§ BRIEF
Copy the listing lines from the one containing "blog-name: farenheits xyxy=(777,280,844,296)" through the one containing "pencil-icon xyxy=(961,20,976,35)", swapping "staff" for "editor" and leaving everything else unchanged.

--- BEGIN INPUT MATERIAL ---

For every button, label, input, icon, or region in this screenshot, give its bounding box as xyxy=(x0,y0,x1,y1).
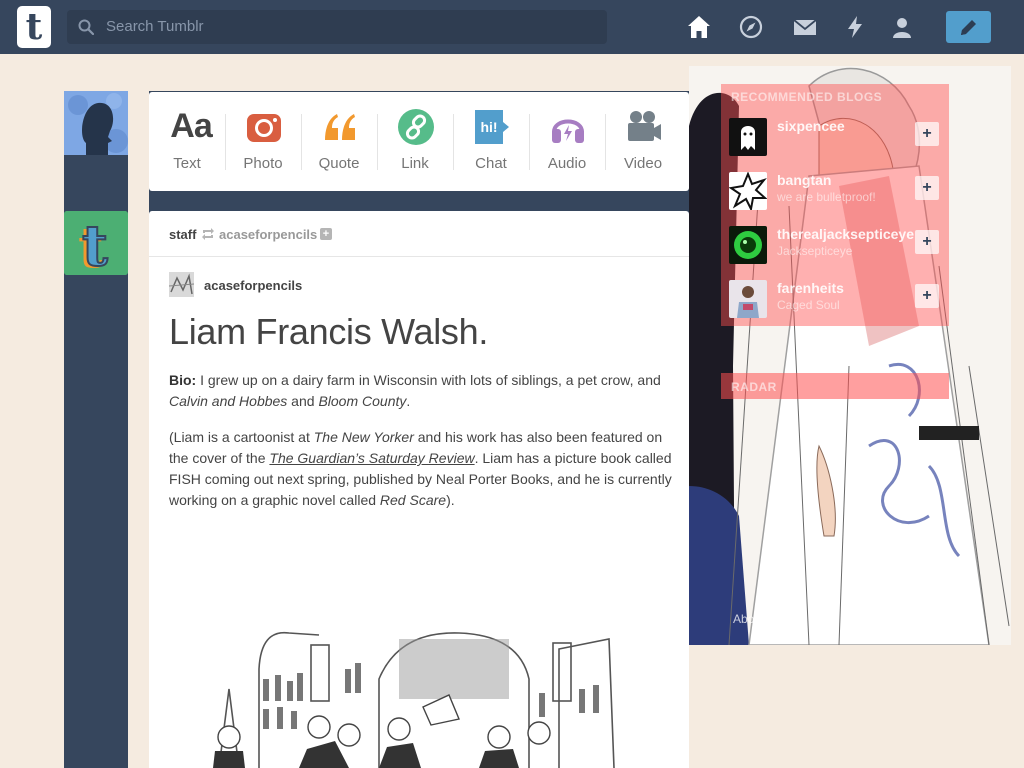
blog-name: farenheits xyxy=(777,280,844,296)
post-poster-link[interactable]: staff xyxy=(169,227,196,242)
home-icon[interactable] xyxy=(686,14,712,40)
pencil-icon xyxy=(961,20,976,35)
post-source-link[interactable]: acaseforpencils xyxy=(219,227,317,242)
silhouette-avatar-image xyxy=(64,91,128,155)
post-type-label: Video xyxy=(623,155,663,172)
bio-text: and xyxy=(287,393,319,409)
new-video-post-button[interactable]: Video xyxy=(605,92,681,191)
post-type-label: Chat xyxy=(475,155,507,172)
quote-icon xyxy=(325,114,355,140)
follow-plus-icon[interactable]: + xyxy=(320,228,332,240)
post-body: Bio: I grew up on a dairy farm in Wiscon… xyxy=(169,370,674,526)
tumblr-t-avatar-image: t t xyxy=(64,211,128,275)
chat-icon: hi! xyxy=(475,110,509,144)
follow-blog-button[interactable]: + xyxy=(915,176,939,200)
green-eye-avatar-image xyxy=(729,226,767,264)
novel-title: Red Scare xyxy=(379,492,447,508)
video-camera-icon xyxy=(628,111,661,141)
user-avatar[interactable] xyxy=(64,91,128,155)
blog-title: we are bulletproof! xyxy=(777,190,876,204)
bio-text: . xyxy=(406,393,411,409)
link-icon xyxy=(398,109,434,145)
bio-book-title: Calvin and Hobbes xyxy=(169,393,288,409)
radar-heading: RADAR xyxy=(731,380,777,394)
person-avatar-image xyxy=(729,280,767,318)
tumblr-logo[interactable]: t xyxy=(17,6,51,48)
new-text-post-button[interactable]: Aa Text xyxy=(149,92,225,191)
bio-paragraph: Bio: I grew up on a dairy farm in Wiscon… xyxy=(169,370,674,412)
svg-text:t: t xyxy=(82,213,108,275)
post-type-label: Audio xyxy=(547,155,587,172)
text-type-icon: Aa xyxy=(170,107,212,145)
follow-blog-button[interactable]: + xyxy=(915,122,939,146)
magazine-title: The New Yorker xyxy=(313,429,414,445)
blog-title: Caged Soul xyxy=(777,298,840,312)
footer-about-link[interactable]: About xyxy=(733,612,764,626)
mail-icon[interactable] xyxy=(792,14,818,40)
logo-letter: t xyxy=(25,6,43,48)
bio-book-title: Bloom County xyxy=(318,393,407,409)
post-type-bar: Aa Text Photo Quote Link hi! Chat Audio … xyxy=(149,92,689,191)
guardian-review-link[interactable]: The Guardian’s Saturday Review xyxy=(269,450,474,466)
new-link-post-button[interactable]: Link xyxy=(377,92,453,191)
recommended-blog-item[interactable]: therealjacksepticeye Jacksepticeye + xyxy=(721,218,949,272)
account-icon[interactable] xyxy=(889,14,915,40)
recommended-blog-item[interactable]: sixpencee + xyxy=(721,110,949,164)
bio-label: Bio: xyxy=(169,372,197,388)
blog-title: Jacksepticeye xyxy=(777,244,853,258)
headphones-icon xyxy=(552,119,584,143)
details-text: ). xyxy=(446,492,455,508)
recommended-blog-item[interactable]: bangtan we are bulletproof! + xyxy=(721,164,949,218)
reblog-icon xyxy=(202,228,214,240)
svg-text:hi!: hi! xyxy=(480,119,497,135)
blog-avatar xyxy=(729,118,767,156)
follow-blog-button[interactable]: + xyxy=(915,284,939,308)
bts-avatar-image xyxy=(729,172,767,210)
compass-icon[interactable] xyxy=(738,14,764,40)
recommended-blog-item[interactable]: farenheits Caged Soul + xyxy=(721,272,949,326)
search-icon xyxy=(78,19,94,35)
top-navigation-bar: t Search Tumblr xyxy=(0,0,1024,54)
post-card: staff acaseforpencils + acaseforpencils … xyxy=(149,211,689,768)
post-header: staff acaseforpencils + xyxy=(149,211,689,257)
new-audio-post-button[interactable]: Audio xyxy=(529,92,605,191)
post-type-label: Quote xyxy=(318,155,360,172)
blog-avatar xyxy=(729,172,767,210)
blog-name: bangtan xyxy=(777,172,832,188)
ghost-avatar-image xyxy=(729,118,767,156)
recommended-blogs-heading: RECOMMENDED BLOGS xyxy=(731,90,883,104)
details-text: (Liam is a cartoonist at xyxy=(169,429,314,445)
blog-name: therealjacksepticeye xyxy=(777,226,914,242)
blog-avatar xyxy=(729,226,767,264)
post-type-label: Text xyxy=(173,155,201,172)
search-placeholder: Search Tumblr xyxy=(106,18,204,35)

--- END INPUT MATERIAL ---

§ EXPECTED OUTPUT
blog-name: farenheits xyxy=(777,280,844,296)
post-poster-link[interactable]: editor xyxy=(169,227,196,242)
home-icon[interactable] xyxy=(686,14,712,40)
pencil-icon xyxy=(961,20,976,35)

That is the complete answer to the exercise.